■ **WHAT THE TASK ASKS**:
Among the entries below, find the lines with "Component" and copy them.

[Figure data in JSON]
------------------------------------

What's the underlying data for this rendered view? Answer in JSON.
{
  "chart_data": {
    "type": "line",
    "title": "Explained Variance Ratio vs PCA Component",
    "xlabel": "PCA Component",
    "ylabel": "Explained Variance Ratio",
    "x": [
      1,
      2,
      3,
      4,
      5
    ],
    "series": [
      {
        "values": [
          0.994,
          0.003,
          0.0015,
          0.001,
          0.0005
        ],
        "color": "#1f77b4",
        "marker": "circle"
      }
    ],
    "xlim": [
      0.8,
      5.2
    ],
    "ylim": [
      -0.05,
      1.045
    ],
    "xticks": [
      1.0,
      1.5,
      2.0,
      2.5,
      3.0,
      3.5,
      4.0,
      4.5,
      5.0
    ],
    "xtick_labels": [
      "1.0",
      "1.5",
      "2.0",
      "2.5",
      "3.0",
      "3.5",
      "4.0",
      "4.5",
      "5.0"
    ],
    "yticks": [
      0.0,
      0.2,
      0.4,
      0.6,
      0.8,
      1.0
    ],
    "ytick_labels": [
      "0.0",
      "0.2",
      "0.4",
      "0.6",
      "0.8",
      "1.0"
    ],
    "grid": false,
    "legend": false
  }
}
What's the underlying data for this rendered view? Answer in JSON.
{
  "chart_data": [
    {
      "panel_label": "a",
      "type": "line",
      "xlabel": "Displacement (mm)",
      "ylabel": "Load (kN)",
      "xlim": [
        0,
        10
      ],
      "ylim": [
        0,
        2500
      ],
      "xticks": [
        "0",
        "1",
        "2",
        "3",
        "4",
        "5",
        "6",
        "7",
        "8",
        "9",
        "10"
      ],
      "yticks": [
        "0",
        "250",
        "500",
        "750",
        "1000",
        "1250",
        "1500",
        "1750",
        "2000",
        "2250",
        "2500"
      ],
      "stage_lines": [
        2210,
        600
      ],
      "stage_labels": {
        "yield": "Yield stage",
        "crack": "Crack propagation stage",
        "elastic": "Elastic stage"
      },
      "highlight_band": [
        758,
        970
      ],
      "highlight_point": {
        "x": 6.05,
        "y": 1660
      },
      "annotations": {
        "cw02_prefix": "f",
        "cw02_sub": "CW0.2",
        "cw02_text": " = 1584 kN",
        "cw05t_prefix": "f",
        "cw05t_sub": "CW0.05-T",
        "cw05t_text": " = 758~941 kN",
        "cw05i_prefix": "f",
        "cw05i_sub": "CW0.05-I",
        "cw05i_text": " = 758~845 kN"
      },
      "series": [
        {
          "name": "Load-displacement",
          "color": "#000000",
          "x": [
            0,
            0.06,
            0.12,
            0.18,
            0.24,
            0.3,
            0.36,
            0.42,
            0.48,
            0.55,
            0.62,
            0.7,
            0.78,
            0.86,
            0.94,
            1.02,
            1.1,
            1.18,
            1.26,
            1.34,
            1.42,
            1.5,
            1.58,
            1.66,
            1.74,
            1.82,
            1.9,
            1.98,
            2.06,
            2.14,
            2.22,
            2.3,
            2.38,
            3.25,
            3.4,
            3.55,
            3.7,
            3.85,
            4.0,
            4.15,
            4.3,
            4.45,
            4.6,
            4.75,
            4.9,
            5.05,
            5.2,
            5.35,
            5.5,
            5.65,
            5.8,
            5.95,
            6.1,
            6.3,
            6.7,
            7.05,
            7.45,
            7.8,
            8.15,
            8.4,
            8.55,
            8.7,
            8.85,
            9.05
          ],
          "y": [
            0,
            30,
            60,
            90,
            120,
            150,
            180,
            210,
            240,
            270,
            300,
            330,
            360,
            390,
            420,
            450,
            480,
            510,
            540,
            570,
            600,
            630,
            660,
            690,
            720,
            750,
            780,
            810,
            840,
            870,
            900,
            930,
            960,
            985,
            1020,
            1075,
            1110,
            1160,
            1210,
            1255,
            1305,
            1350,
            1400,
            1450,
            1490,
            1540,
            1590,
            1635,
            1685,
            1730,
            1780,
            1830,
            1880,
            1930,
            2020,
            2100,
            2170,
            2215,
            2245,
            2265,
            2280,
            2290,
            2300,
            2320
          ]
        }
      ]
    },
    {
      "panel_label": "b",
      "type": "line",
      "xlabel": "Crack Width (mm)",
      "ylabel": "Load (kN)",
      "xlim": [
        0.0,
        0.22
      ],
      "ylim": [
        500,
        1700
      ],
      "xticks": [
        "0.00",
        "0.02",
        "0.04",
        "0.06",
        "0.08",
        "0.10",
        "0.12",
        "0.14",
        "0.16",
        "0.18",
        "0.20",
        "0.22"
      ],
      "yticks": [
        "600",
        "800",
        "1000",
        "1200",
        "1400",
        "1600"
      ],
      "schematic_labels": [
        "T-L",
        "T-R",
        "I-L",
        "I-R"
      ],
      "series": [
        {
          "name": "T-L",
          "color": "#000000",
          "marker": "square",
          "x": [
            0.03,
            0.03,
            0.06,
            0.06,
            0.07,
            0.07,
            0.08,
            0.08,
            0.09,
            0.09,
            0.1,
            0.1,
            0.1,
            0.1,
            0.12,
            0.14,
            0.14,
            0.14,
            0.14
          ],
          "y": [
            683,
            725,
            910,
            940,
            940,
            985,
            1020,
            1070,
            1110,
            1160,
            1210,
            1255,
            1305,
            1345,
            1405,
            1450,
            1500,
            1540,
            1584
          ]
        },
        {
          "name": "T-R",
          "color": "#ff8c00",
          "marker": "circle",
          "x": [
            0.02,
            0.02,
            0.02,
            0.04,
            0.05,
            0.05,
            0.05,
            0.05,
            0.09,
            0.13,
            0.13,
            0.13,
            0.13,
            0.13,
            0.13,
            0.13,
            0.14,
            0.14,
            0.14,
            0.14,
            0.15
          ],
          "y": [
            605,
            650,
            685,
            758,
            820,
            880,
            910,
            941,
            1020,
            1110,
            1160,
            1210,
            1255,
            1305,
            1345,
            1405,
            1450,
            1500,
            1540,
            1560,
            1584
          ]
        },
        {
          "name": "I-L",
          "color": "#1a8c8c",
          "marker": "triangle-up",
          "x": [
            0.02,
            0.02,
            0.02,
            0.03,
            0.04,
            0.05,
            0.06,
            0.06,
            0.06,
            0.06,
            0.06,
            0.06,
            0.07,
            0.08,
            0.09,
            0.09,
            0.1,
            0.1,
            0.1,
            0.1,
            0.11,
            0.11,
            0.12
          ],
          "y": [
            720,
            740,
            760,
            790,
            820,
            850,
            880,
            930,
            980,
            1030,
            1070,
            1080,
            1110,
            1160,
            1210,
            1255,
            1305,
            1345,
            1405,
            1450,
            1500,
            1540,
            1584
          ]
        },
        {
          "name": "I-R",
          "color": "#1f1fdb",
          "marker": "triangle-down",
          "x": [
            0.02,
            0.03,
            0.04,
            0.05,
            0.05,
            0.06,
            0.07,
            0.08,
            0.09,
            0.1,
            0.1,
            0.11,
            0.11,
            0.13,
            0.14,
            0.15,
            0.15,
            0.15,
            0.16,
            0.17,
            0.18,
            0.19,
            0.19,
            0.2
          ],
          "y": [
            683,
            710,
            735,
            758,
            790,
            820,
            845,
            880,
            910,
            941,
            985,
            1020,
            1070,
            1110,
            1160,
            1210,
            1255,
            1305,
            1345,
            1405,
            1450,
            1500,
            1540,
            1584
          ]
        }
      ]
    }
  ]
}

------------------------------------

■ **REPLY**:
    "title": "Explained Variance Ratio vs PCA Component",
    "xlabel": "PCA Component",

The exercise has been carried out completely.